Copy each line of the listing below verbatim, preserving the original order.

Stored data
----

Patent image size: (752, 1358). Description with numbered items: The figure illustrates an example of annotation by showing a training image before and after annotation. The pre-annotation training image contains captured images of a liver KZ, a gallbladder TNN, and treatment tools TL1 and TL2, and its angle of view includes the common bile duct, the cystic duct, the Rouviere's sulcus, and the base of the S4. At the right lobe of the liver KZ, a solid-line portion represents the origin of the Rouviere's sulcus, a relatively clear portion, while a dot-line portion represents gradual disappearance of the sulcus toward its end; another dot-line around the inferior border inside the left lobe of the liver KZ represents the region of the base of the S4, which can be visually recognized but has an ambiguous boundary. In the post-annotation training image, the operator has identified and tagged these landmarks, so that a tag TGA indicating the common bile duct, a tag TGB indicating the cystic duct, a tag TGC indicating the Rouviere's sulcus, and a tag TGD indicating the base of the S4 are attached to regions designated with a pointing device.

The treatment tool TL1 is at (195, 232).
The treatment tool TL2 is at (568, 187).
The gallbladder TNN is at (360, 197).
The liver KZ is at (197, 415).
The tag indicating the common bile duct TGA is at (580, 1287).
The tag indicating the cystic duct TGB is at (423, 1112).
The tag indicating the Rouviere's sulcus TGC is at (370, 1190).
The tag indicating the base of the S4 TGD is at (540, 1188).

----

Final result
Patent image size: (752, 1358). Description with numbered items: The figure illustrates an example of annotation by showing a training image before and after annotation. The pre-annotation training image contains captured images of a liver KZ, a gallbladder TNN, and treatment tools TL1 and TL2, and its angle of view includes the common bile duct, the cystic duct, the Rouviere's sulcus, and the base of the S4. At the right lobe of the liver KZ, a solid-line portion represents the origin of the Rouviere's sulcus, a relatively clear portion, while a dot-line portion represents gradual disappearance of the sulcus toward its end; another dot-line around the inferior border inside the left lobe of the liver KZ represents the region of the base of the S4, which can be visually recognized but has an ambiguous boundary. In the post-annotation training image, the operator has identified and tagged these landmarks, so that a tag TGA indicating the common bile duct, a tag TGB indicating the cystic duct, a tag TGC indicating the Rouviere's sulcus, and a tag TGD indicating the base of the S4 are attached to regions designated with a pointing device.

The treatment tool TL1 is at (195, 232).
The treatment tool TL2 is at (568, 187).
The gallbladder TNN is at (360, 197).
The liver KZ is at (197, 415).
The tag indicating the common bile duct TGA is at (580, 1287).
The tag indicating the cystic duct TGB is at (423, 1112).
The tag indicating the Rouviere's sulcus TGC is at (370, 1190).
The tag indicating the base of the S4 TGD is at (540, 1188).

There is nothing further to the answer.